- [YOUR GOAL]: Give every line again exactly as it appears, please, but not the pictures.

- [DATASET ROWS]:
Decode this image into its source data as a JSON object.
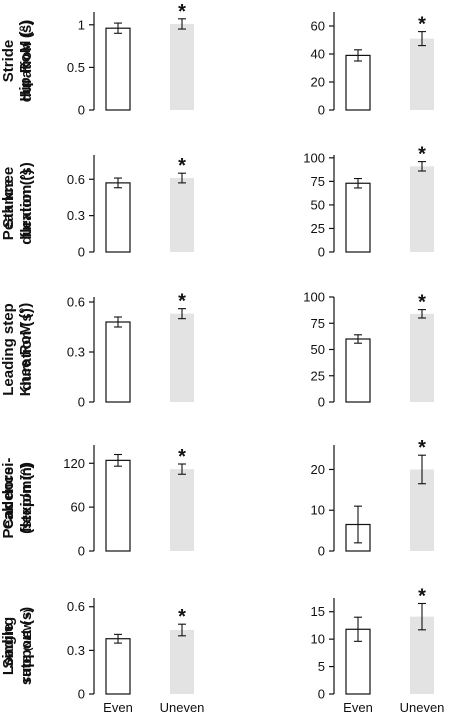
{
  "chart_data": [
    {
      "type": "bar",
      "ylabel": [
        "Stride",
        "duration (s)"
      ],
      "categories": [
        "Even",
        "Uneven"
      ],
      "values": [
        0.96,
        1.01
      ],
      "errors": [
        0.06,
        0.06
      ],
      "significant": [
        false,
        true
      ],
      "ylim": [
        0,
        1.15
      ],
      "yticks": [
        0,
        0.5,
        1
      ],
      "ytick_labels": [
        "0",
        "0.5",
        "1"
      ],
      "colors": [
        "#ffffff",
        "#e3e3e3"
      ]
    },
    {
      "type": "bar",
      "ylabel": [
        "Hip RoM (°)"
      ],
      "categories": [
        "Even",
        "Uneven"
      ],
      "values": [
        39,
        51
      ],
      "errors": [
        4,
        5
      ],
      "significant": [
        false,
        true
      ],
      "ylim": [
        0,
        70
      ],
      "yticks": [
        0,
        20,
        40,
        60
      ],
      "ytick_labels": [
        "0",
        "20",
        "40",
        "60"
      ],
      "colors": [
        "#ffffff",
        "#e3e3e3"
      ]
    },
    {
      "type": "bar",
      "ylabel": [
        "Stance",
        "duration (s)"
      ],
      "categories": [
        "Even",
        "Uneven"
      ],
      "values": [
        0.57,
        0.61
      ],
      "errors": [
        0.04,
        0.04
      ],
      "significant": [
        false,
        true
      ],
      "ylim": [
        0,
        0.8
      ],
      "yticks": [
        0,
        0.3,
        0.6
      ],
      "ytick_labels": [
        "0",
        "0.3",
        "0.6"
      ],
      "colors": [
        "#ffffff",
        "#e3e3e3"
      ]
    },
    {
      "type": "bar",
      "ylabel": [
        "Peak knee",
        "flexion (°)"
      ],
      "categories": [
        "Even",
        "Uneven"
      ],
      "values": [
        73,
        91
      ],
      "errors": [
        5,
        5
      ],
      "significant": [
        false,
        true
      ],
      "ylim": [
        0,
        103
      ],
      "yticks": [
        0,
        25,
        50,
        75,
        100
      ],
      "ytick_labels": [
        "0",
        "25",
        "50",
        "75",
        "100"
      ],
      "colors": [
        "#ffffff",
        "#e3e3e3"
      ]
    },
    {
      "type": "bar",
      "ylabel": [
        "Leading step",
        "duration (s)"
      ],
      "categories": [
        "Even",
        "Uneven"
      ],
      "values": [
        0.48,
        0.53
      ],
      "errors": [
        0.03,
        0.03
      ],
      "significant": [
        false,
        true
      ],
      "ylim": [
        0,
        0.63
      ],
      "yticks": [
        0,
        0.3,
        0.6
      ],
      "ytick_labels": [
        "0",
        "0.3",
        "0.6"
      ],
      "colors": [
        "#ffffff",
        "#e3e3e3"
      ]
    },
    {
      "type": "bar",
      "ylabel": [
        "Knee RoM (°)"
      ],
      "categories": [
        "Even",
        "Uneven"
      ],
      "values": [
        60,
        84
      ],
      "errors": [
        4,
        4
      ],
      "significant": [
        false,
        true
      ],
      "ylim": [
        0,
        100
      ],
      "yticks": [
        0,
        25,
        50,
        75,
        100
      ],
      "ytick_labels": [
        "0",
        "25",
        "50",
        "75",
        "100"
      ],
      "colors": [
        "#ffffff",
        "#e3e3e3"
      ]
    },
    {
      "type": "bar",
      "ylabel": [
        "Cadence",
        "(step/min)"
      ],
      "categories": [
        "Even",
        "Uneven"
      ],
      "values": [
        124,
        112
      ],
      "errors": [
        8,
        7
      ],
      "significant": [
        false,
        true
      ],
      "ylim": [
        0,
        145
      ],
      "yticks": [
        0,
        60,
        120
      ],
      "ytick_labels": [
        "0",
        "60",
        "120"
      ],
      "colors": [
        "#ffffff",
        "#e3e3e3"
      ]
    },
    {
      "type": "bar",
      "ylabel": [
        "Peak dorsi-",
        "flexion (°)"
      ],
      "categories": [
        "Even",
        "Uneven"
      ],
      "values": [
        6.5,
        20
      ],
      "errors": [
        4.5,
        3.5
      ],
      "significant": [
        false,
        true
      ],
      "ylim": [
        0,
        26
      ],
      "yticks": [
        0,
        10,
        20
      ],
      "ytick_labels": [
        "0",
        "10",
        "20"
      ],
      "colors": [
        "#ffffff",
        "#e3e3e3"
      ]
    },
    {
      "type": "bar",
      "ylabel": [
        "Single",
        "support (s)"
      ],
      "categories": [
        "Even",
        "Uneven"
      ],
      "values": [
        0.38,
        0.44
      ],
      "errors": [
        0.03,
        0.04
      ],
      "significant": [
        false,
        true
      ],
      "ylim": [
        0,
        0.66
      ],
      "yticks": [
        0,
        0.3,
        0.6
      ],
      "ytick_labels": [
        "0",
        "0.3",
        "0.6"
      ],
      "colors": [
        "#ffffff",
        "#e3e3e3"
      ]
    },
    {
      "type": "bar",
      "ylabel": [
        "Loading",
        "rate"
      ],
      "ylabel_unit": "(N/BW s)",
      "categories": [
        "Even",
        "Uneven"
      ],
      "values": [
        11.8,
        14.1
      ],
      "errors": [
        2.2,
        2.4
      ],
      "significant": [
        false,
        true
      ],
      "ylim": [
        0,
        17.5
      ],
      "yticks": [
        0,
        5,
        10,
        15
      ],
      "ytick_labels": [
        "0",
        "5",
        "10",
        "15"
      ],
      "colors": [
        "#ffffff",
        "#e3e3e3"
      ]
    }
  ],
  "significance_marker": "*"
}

- [EXERCISE SOLUTION]:
Decode this image into its source data as a JSON object.
{
  "chart_data": [
    {
      "type": "bar",
      "ylabel": [
        "Stride",
        "duration (s)"
      ],
      "categories": [
        "Even",
        "Uneven"
      ],
      "values": [
        0.96,
        1.01
      ],
      "errors": [
        0.06,
        0.06
      ],
      "significant": [
        false,
        true
      ],
      "ylim": [
        0,
        1.15
      ],
      "yticks": [
        0,
        0.5,
        1
      ],
      "ytick_labels": [
        "0",
        "0.5",
        "1"
      ],
      "colors": [
        "#ffffff",
        "#e3e3e3"
      ]
    },
    {
      "type": "bar",
      "ylabel": [
        "Hip RoM (°)"
      ],
      "categories": [
        "Even",
        "Uneven"
      ],
      "values": [
        39,
        51
      ],
      "errors": [
        4,
        5
      ],
      "significant": [
        false,
        true
      ],
      "ylim": [
        0,
        70
      ],
      "yticks": [
        0,
        20,
        40,
        60
      ],
      "ytick_labels": [
        "0",
        "20",
        "40",
        "60"
      ],
      "colors": [
        "#ffffff",
        "#e3e3e3"
      ]
    },
    {
      "type": "bar",
      "ylabel": [
        "Stance",
        "duration (s)"
      ],
      "categories": [
        "Even",
        "Uneven"
      ],
      "values": [
        0.57,
        0.61
      ],
      "errors": [
        0.04,
        0.04
      ],
      "significant": [
        false,
        true
      ],
      "ylim": [
        0,
        0.8
      ],
      "yticks": [
        0,
        0.3,
        0.6
      ],
      "ytick_labels": [
        "0",
        "0.3",
        "0.6"
      ],
      "colors": [
        "#ffffff",
        "#e3e3e3"
      ]
    },
    {
      "type": "bar",
      "ylabel": [
        "Peak knee",
        "flexion (°)"
      ],
      "categories": [
        "Even",
        "Uneven"
      ],
      "values": [
        73,
        91
      ],
      "errors": [
        5,
        5
      ],
      "significant": [
        false,
        true
      ],
      "ylim": [
        0,
        103
      ],
      "yticks": [
        0,
        25,
        50,
        75,
        100
      ],
      "ytick_labels": [
        "0",
        "25",
        "50",
        "75",
        "100"
      ],
      "colors": [
        "#ffffff",
        "#e3e3e3"
      ]
    },
    {
      "type": "bar",
      "ylabel": [
        "Leading step",
        "duration (s)"
      ],
      "categories": [
        "Even",
        "Uneven"
      ],
      "values": [
        0.48,
        0.53
      ],
      "errors": [
        0.03,
        0.03
      ],
      "significant": [
        false,
        true
      ],
      "ylim": [
        0,
        0.63
      ],
      "yticks": [
        0,
        0.3,
        0.6
      ],
      "ytick_labels": [
        "0",
        "0.3",
        "0.6"
      ],
      "colors": [
        "#ffffff",
        "#e3e3e3"
      ]
    },
    {
      "type": "bar",
      "ylabel": [
        "Knee RoM (°)"
      ],
      "categories": [
        "Even",
        "Uneven"
      ],
      "values": [
        60,
        84
      ],
      "errors": [
        4,
        4
      ],
      "significant": [
        false,
        true
      ],
      "ylim": [
        0,
        100
      ],
      "yticks": [
        0,
        25,
        50,
        75,
        100
      ],
      "ytick_labels": [
        "0",
        "25",
        "50",
        "75",
        "100"
      ],
      "colors": [
        "#ffffff",
        "#e3e3e3"
      ]
    },
    {
      "type": "bar",
      "ylabel": [
        "Cadence",
        "(step/min)"
      ],
      "categories": [
        "Even",
        "Uneven"
      ],
      "values": [
        124,
        112
      ],
      "errors": [
        8,
        7
      ],
      "significant": [
        false,
        true
      ],
      "ylim": [
        0,
        145
      ],
      "yticks": [
        0,
        60,
        120
      ],
      "ytick_labels": [
        "0",
        "60",
        "120"
      ],
      "colors": [
        "#ffffff",
        "#e3e3e3"
      ]
    },
    {
      "type": "bar",
      "ylabel": [
        "Peak dorsi-",
        "flexion (°)"
      ],
      "categories": [
        "Even",
        "Uneven"
      ],
      "values": [
        6.5,
        20
      ],
      "errors": [
        4.5,
        3.5
      ],
      "significant": [
        false,
        true
      ],
      "ylim": [
        0,
        26
      ],
      "yticks": [
        0,
        10,
        20
      ],
      "ytick_labels": [
        "0",
        "10",
        "20"
      ],
      "colors": [
        "#ffffff",
        "#e3e3e3"
      ]
    },
    {
      "type": "bar",
      "ylabel": [
        "Single",
        "support (s)"
      ],
      "categories": [
        "Even",
        "Uneven"
      ],
      "values": [
        0.38,
        0.44
      ],
      "errors": [
        0.03,
        0.04
      ],
      "significant": [
        false,
        true
      ],
      "ylim": [
        0,
        0.66
      ],
      "yticks": [
        0,
        0.3,
        0.6
      ],
      "ytick_labels": [
        "0",
        "0.3",
        "0.6"
      ],
      "colors": [
        "#ffffff",
        "#e3e3e3"
      ]
    },
    {
      "type": "bar",
      "ylabel": [
        "Loading",
        "rate"
      ],
      "ylabel_unit": "(N/BW s)",
      "categories": [
        "Even",
        "Uneven"
      ],
      "values": [
        11.8,
        14.1
      ],
      "errors": [
        2.2,
        2.4
      ],
      "significant": [
        false,
        true
      ],
      "ylim": [
        0,
        17.5
      ],
      "yticks": [
        0,
        5,
        10,
        15
      ],
      "ytick_labels": [
        "0",
        "5",
        "10",
        "15"
      ],
      "colors": [
        "#ffffff",
        "#e3e3e3"
      ]
    }
  ],
  "significance_marker": "*"
}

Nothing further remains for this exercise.